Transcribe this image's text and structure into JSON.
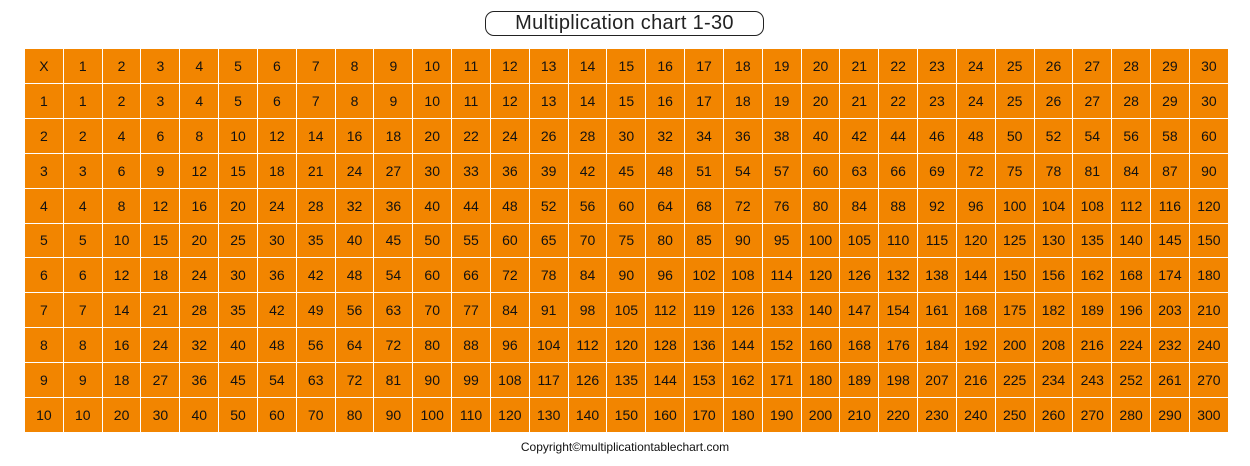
{
  "title": "Multiplication chart 1-30",
  "corner_label": "X",
  "col_max": 30,
  "row_max": 10,
  "cell_color": "#F28500",
  "border_color": "#FFFFFF",
  "text_color": "#111111",
  "copyright": "Copyright©multiplicationtablechart.com"
}
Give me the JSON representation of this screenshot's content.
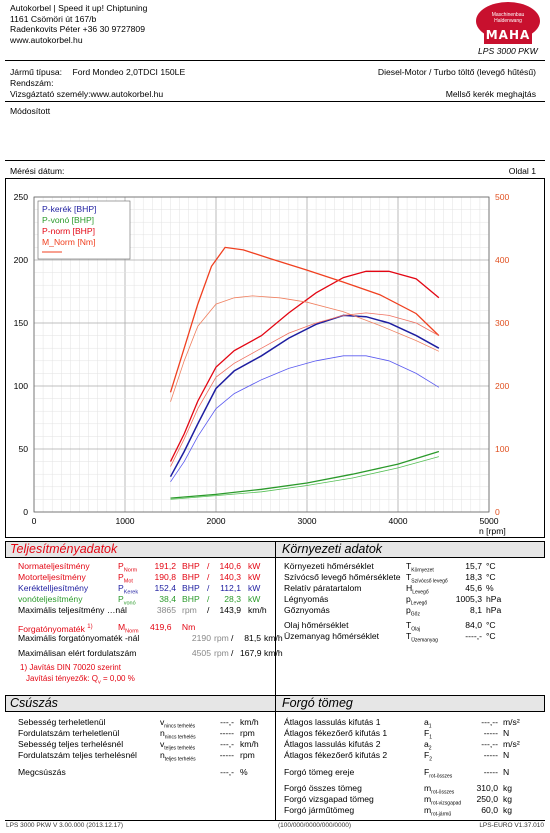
{
  "header": {
    "company_lines": [
      "Autokorbel | Speed it up! Chiptuning",
      "1161 Csömöri út 167/b",
      "Radenkovits Péter +36 30 9727809",
      "www.autokorbel.hu"
    ],
    "logo_text": "MAHA",
    "logo_ring_text": "Maschinenbau Haldenwang",
    "product": "LPS 3000 PKW"
  },
  "vehicle": {
    "type_label": "Jármű típusa:",
    "type_value": "Ford Mondeo 2,0TDCI 150LE",
    "plate_label": "Rendszám:",
    "tester_label": "Vizsgáztató személy:www.autokorbel.hu",
    "engine": "Diesel-Motor / Turbo töltő (levegő hűtésű)",
    "drive": "Mellső kerék meghajtás",
    "modified": "Módosított",
    "date_label": "Mérési dátum:",
    "page": "Oldal 1"
  },
  "colors": {
    "p_wheel": "#1e1ea0",
    "p_loss": "#2b9a2b",
    "p_norm": "#e30613",
    "m_norm": "#f04020",
    "p_wheel_light": "#5a5af0",
    "p_loss_light": "#55c055",
    "p_norm_light": "#f07060",
    "m_norm_light": "#f08060"
  },
  "chart_data": {
    "type": "line",
    "legend": [
      "P-kerék [BHP]",
      "P-vonó [BHP]",
      "P-norm [BHP]",
      "M_Norm [Nm]"
    ],
    "legend_placement": "top-left",
    "xlabel": "n [rpm]",
    "xlim": [
      0,
      5000
    ],
    "xticks": [
      0,
      1000,
      2000,
      3000,
      4000,
      5000
    ],
    "ylim_left": [
      0,
      250
    ],
    "yticks_left": [
      0,
      50,
      100,
      150,
      200,
      250
    ],
    "ylim_right": [
      0,
      500
    ],
    "yticks_right": [
      0,
      100,
      200,
      300,
      400,
      500
    ],
    "grid": true,
    "series": [
      {
        "name": "P-norm [BHP]",
        "axis": "left",
        "x": [
          1500,
          1650,
          1800,
          2000,
          2200,
          2500,
          2800,
          3100,
          3400,
          3650,
          3900,
          4200,
          4450
        ],
        "y": [
          40,
          62,
          88,
          115,
          128,
          140,
          158,
          174,
          186,
          191,
          191,
          185,
          170
        ]
      },
      {
        "name": "P-kerék [BHP]",
        "axis": "left",
        "x": [
          1500,
          1650,
          1800,
          2000,
          2200,
          2500,
          2800,
          3100,
          3400,
          3650,
          3900,
          4200,
          4450
        ],
        "y": [
          28,
          48,
          70,
          98,
          112,
          124,
          138,
          149,
          156,
          155,
          150,
          140,
          130
        ]
      },
      {
        "name": "P-vonó [BHP]",
        "axis": "left",
        "x": [
          1500,
          2000,
          2500,
          3000,
          3500,
          4000,
          4450
        ],
        "y": [
          11,
          14,
          18,
          23,
          30,
          38,
          48
        ]
      },
      {
        "name": "M_Norm [Nm]",
        "axis": "right",
        "x": [
          1500,
          1650,
          1800,
          1950,
          2100,
          2300,
          2600,
          3000,
          3400,
          3800,
          4200,
          4450
        ],
        "y": [
          190,
          260,
          330,
          390,
          420,
          416,
          402,
          384,
          365,
          345,
          315,
          280
        ]
      },
      {
        "name": "P-kerék (cmp)",
        "axis": "left",
        "x": [
          1500,
          1650,
          1800,
          2000,
          2200,
          2500,
          2800,
          3100,
          3400,
          3650,
          3900,
          4200,
          4450
        ],
        "y": [
          24,
          40,
          60,
          82,
          94,
          105,
          114,
          120,
          124,
          124,
          120,
          110,
          99
        ]
      },
      {
        "name": "P-norm (cmp)",
        "axis": "left",
        "x": [
          1500,
          1650,
          1800,
          2000,
          2200,
          2500,
          2800,
          3100,
          3400,
          3650,
          3900,
          4200,
          4450
        ],
        "y": [
          36,
          58,
          82,
          107,
          118,
          130,
          142,
          150,
          156,
          158,
          156,
          150,
          140
        ]
      },
      {
        "name": "P-vonó (cmp)",
        "axis": "left",
        "x": [
          1500,
          2000,
          2500,
          3000,
          3500,
          4000,
          4450
        ],
        "y": [
          10,
          13,
          16,
          21,
          27,
          35,
          44
        ]
      },
      {
        "name": "M_Norm (cmp)",
        "axis": "right",
        "x": [
          1500,
          1650,
          1800,
          2000,
          2200,
          2400,
          2700,
          3000,
          3400,
          3800,
          4200,
          4450
        ],
        "y": [
          175,
          240,
          295,
          330,
          340,
          343,
          340,
          333,
          318,
          296,
          272,
          255
        ]
      }
    ]
  },
  "performance": {
    "title": "Teljesítményadatok",
    "rows": [
      {
        "label": "Normateljesítmény",
        "sup": "1)",
        "sym": "P",
        "sub": "Norm",
        "v1": "191,2",
        "u1": "BHP",
        "sep": "/",
        "v2": "140,6",
        "u2": "kW"
      },
      {
        "label": "Motorteljesítmény",
        "sup": "",
        "sym": "P",
        "sub": "Mot",
        "v1": "190,8",
        "u1": "BHP",
        "sep": "/",
        "v2": "140,3",
        "u2": "kW"
      },
      {
        "label": "Keréktelljesítmény",
        "sup": "",
        "sym": "P",
        "sub": "Kerek",
        "v1": "152,4",
        "u1": "BHP",
        "sep": "/",
        "v2": "112,1",
        "u2": "kW"
      },
      {
        "label": "vonóteljesítmény",
        "sup": "",
        "sym": "P",
        "sub": "vonó",
        "v1": "38,4",
        "u1": "BHP",
        "sep": "/",
        "v2": "28,3",
        "u2": "kW"
      },
      {
        "label": "Maximális teljesítmény …nál",
        "sup": "",
        "sym": "",
        "sub": "",
        "v1": "3865",
        "u1": "rpm",
        "sep": "/",
        "v2": "143,9",
        "u2": "km/h"
      }
    ],
    "torque_label": "Forgatónyomaték",
    "torque_sup": "1)",
    "torque_sym": "M",
    "torque_sub": "Norm",
    "torque_value": "419,6",
    "torque_unit": "Nm",
    "max_torque_label": "Maximális forgatónyomaték -nál",
    "max_torque_rpm": "2190",
    "max_torque_rpm_unit": "rpm",
    "max_torque_speed": "81,5",
    "max_torque_speed_unit": "km/h",
    "max_rpm_label": "Maximálisan elért fordulatszám",
    "max_rpm_value": "4505",
    "max_rpm_unit": "rpm",
    "max_rpm_speed": "167,9",
    "max_rpm_speed_unit": "km/h",
    "note1": "1) Javítás DIN 70020 szerint",
    "note2": "Javítási tényezők: Q",
    "note2_sub": "v",
    "note2_value": " =    0,00 %"
  },
  "environment": {
    "title": "Környezeti adatok",
    "rows": [
      {
        "label": "Környezeti hőmérséklet",
        "sym": "T",
        "sub": "Környezet",
        "value": "15,7",
        "unit": "°C"
      },
      {
        "label": "Szívócső levegő hőmérséklete",
        "sym": "T",
        "sub": "Szívócső levegő",
        "value": "18,3",
        "unit": "°C"
      },
      {
        "label": "Relatív páratartalom",
        "sym": "H",
        "sub": "Levegő",
        "value": "45,6",
        "unit": "%"
      },
      {
        "label": "Légnyomás",
        "sym": "p",
        "sub": "Levegő",
        "value": "1005,3",
        "unit": "hPa"
      },
      {
        "label": "Gőznyomás",
        "sym": "p",
        "sub": "Gőz",
        "value": "8,1",
        "unit": "hPa"
      },
      {
        "label": "Olaj hőmérséklet",
        "sym": "T",
        "sub": "Olaj",
        "value": "84,0",
        "unit": "°C"
      },
      {
        "label": "Üzemanyag hőmérséklet",
        "sym": "T",
        "sub": "Üzemanyag",
        "value": "----,-",
        "unit": "°C"
      }
    ]
  },
  "slip": {
    "title": "Csúszás",
    "rows": [
      {
        "label": "Sebesség terheletlenül",
        "sym": "v",
        "sub": "nincs terhelés",
        "value": "---,-",
        "unit": "km/h"
      },
      {
        "label": "Fordulatszám terheletlenül",
        "sym": "n",
        "sub": "nincs terhelés",
        "value": "-----",
        "unit": "rpm"
      },
      {
        "label": "Sebesség teljes terhelésnél",
        "sym": "v",
        "sub": "teljes terhelés",
        "value": "---,-",
        "unit": "km/h"
      },
      {
        "label": "Fordulatszám teljes terhelésnél",
        "sym": "n",
        "sub": "teljes terhelés",
        "value": "-----",
        "unit": "rpm"
      },
      {
        "label": "Megcsúszás",
        "sym": "",
        "sub": "",
        "value": "---,-",
        "unit": "%"
      }
    ]
  },
  "mass": {
    "title": "Forgó tömeg",
    "rows": [
      {
        "label": "Átlagos lassulás kifutás 1",
        "sym": "a",
        "sub": "1",
        "value": "---,--",
        "unit": "m/s²"
      },
      {
        "label": "Átlagos fékezőerő kifutás 1",
        "sym": "F",
        "sub": "1",
        "value": "-----",
        "unit": "N"
      },
      {
        "label": "Átlagos lassulás kifutás 2",
        "sym": "a",
        "sub": "2",
        "value": "---,--",
        "unit": "m/s²"
      },
      {
        "label": "Átlagos fékezőerő kifutás 2",
        "sym": "F",
        "sub": "2",
        "value": "-----",
        "unit": "N"
      },
      {
        "label": "Forgó tömeg ereje",
        "sym": "F",
        "sub": "rot-összes",
        "value": "-----",
        "unit": "N"
      },
      {
        "label": "Forgó összes tömeg",
        "sym": "m",
        "sub": "rot-összes",
        "value": "310,0",
        "unit": "kg"
      },
      {
        "label": "Forgó vizsgapad tömeg",
        "sym": "m",
        "sub": "rot-vizsgapad",
        "value": "250,0",
        "unit": "kg"
      },
      {
        "label": "Forgó járműtömeg",
        "sym": "m",
        "sub": "rot-jármű",
        "value": "60,0",
        "unit": "kg"
      }
    ]
  },
  "footer": {
    "left": "LPS 3000 PKW V 3.00.000 (2013.12.17)",
    "center": "(100/000/0000/000/0000)",
    "right": "LPS-EURO V1.37.010"
  }
}
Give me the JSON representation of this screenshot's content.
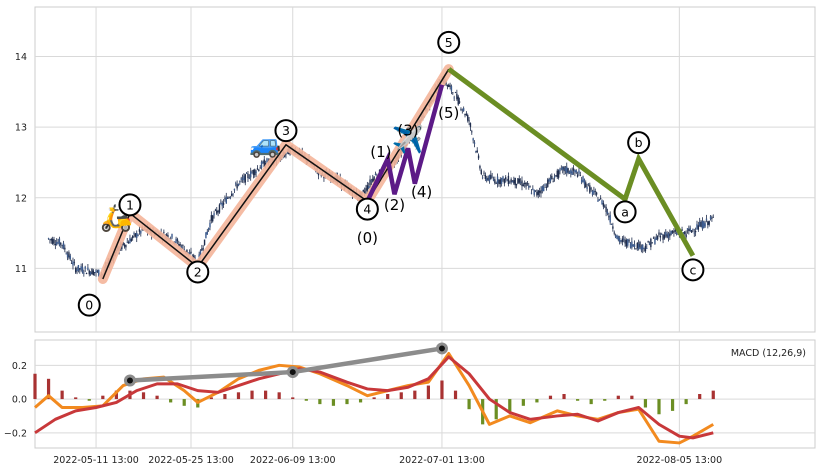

| Exercise requirements |
Keep only the lines that hold the string "Szívócső", and copy them out.

| Solved exercise |
        "label": "Szívócső levegő hőmérséklete",
        "sub": "Szívócső levegő",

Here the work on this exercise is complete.